■ **YOUR INSTRUCTIONS**
Find the lines with the string "Vista" and return them.

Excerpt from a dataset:
______________________________

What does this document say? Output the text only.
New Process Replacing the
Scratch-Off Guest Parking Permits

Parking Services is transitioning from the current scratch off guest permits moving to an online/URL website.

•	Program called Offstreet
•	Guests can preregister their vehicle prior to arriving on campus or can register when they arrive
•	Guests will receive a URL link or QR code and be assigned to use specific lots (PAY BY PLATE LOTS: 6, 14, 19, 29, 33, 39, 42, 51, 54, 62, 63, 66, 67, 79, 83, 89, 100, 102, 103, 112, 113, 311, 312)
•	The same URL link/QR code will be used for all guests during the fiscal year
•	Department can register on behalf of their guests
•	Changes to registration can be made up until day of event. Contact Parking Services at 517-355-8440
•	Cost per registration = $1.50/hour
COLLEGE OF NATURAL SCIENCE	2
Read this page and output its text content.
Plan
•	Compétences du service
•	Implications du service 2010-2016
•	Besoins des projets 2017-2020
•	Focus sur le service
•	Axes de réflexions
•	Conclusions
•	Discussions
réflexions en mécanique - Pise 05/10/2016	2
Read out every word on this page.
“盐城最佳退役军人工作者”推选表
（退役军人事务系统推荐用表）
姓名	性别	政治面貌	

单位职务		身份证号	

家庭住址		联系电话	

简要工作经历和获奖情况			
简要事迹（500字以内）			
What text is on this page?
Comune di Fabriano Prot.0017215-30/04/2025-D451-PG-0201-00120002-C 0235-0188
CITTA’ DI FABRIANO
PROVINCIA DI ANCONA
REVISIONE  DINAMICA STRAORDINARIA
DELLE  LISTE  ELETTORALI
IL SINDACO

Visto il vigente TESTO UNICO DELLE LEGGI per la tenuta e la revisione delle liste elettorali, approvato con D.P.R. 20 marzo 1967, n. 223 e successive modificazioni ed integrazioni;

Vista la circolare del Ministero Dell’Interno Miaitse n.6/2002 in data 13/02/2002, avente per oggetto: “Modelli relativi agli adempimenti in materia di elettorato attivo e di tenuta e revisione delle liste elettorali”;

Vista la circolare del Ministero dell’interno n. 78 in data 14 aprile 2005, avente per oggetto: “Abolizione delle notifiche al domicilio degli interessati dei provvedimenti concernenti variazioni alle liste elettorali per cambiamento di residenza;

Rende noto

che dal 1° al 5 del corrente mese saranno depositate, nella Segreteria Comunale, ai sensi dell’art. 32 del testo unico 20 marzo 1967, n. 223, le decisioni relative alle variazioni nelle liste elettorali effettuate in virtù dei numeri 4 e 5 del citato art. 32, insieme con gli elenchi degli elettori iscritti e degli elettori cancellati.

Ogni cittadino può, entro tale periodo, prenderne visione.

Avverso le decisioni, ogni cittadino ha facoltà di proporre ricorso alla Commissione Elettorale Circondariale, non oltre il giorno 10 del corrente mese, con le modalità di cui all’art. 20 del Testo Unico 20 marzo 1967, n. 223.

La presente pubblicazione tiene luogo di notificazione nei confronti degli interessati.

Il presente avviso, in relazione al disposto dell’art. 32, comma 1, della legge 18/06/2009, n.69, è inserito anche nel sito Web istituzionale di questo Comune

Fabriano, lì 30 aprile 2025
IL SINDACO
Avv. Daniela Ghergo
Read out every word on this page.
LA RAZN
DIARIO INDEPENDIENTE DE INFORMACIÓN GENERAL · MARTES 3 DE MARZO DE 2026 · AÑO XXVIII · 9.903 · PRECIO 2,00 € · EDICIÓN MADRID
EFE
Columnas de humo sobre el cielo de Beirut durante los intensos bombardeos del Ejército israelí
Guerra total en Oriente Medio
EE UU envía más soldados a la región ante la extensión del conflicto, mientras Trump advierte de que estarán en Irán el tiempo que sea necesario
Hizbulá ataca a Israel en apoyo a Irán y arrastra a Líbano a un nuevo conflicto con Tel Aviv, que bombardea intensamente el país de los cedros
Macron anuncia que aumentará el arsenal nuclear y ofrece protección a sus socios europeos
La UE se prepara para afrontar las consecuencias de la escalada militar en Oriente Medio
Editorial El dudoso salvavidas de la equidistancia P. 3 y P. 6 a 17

______________________________

■ **COMPLETE OUTPUT**
Vista la circolare del Ministero Dell’Interno Miaitse n.6/2002 in data 13/02/2002, avente per oggetto: “Modelli relativi agli adempimenti in materia di elettorato attivo e di tenuta e revisione delle liste elettorali”;
Vista la circolare del Ministero dell’interno n. 78 in data 14 aprile 2005, avente per oggetto: “Abolizione delle notifiche al domicilio degli interessati dei provvedimenti concernenti variazioni alle liste elettorali per cambiamento di residenza;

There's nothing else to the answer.